## Your goal
Retype the listing that follows, exactly as written.

-------- Given entries

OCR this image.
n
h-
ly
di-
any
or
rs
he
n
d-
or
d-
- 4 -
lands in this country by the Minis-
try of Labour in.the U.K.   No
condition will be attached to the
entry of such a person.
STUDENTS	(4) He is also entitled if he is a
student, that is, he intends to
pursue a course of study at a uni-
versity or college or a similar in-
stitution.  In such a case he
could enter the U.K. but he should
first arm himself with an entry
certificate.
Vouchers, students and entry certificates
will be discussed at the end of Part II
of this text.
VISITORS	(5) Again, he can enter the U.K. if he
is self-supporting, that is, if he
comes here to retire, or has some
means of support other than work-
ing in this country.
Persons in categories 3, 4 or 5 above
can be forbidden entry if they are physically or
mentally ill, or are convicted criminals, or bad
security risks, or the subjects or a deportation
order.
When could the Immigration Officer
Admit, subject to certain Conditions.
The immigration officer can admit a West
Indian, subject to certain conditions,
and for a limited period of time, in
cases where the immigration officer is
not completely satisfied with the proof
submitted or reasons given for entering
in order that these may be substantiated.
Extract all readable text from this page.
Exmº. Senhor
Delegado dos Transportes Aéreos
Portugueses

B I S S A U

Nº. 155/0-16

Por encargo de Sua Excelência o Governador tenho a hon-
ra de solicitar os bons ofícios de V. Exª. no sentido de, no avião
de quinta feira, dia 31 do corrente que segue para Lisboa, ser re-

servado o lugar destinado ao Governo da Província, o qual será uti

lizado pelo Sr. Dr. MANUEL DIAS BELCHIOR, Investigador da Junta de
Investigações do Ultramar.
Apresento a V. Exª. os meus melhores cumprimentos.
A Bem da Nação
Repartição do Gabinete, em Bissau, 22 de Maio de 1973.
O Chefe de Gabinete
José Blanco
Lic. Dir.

----------------

## Solution for this problem
OCR this image.
n
h-
ly
di-
any
or
rs
he
n
d-
or
d-
- 4 -
lands in this country by the Minis-
try of Labour in.the U.K.   No
condition will be attached to the
entry of such a person.
STUDENTS	(4) He is also entitled if he is a
student, that is, he intends to
pursue a course of study at a uni-
versity or college or a similar in-
stitution.  In such a case he
could enter the U.K. but he should
first arm himself with an entry
certificate.
Vouchers, students and entry certificates
will be discussed at the end of Part II
of this text.
VISITORS	(5) Again, he can enter the U.K. if he
is self-supporting, that is, if he
comes here to retire, or has some
means of support other than work-
ing in this country.
Persons in categories 3, 4 or 5 above
can be forbidden entry if they are physically or
mentally ill, or are convicted criminals, or bad
security risks, or the subjects or a deportation
order.
When could the Immigration Officer
Admit, subject to certain Conditions.
The immigration officer can admit a West
Indian, subject to certain conditions,
and for a limited period of time, in
cases where the immigration officer is
not completely satisfied with the proof
submitted or reasons given for entering
in order that these may be substantiated.
Extract all readable text from this page.
Exmº. Senhor
Delegado dos Transportes Aéreos
Portugueses

B I S S A U

Nº. 155/0-16

Por encargo de Sua Excelência o Governador tenho a hon-
ra de solicitar os bons ofícios de V. Exª. no sentido de, no avião
de quinta feira, dia 31 do corrente que segue para Lisboa, ser re-

servado o lugar destinado ao Governo da Província, o qual será uti

lizado pelo Sr. Dr. MANUEL DIAS BELCHIOR, Investigador da Junta de
Investigações do Ultramar.
Apresento a V. Exª. os meus melhores cumprimentos.
A Bem da Nação
Repartição do Gabinete, em Bissau, 22 de Maio de 1973.
O Chefe de Gabinete
José Blanco
Lic. Dir.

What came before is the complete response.